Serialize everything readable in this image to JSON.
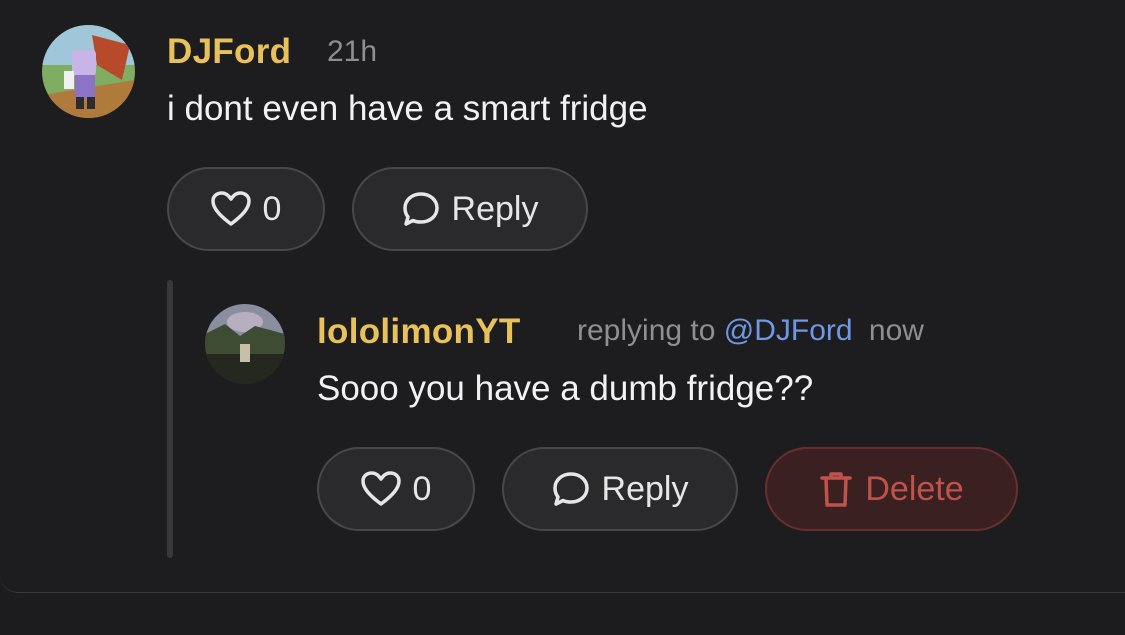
{
  "comment": {
    "username": "DJFord",
    "time": "21h",
    "text": "i dont even have a smart fridge",
    "like_count": "0",
    "reply_label": "Reply"
  },
  "reply": {
    "username": "lololimonYT",
    "replying_prefix": "replying to",
    "mention": "@DJFord",
    "time": "now",
    "text": "Sooo you have a dumb fridge??",
    "like_count": "0",
    "reply_label": "Reply",
    "delete_label": "Delete"
  },
  "colors": {
    "background": "#1d1d1f",
    "username": "#e8c15b",
    "mention": "#6e98e6",
    "muted": "#8e8e93",
    "delete": "#c0524c"
  },
  "icons": {
    "like": "heart-icon",
    "reply": "speech-bubble-icon",
    "delete": "trash-icon"
  }
}
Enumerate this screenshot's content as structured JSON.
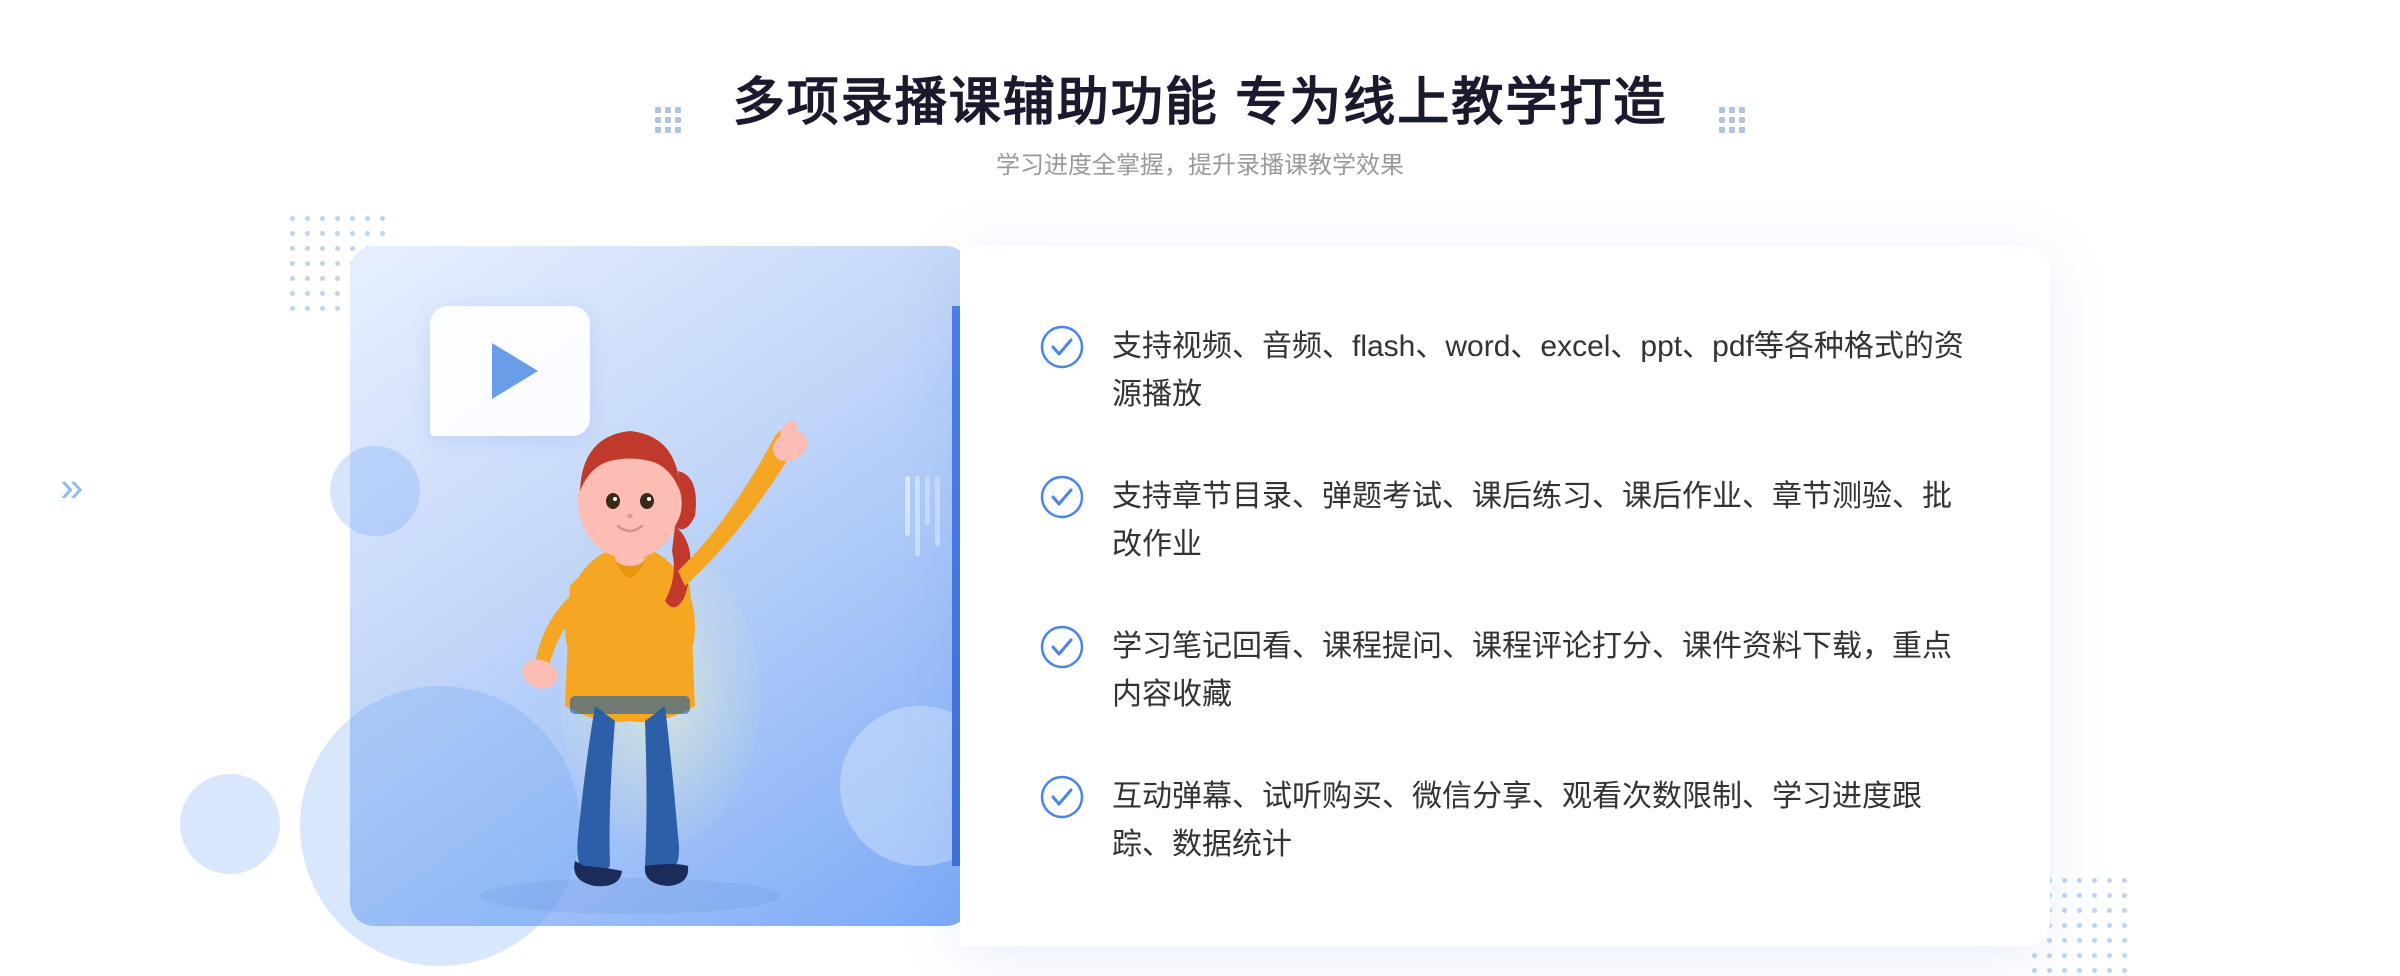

▸ **Exercise task**
Go through the data above and transcribe it in full, omitting any image.

▸ **Reply to the task**
Serialize everything readable in this image to JSON.
{
  "comment": {
    "username": "DJFord",
    "time": "21h",
    "text": "i dont even have a smart fridge",
    "like_count": "0",
    "reply_label": "Reply"
  },
  "reply": {
    "username": "lololimonYT",
    "replying_prefix": "replying to",
    "mention": "@DJFord",
    "time": "now",
    "text": "Sooo you have a dumb fridge??",
    "like_count": "0",
    "reply_label": "Reply",
    "delete_label": "Delete"
  },
  "colors": {
    "background": "#1d1d1f",
    "username": "#e8c15b",
    "mention": "#6e98e6",
    "muted": "#8e8e93",
    "delete": "#c0524c"
  },
  "icons": {
    "like": "heart-icon",
    "reply": "speech-bubble-icon",
    "delete": "trash-icon"
  }
}
Enumerate this screenshot's content as structured JSON.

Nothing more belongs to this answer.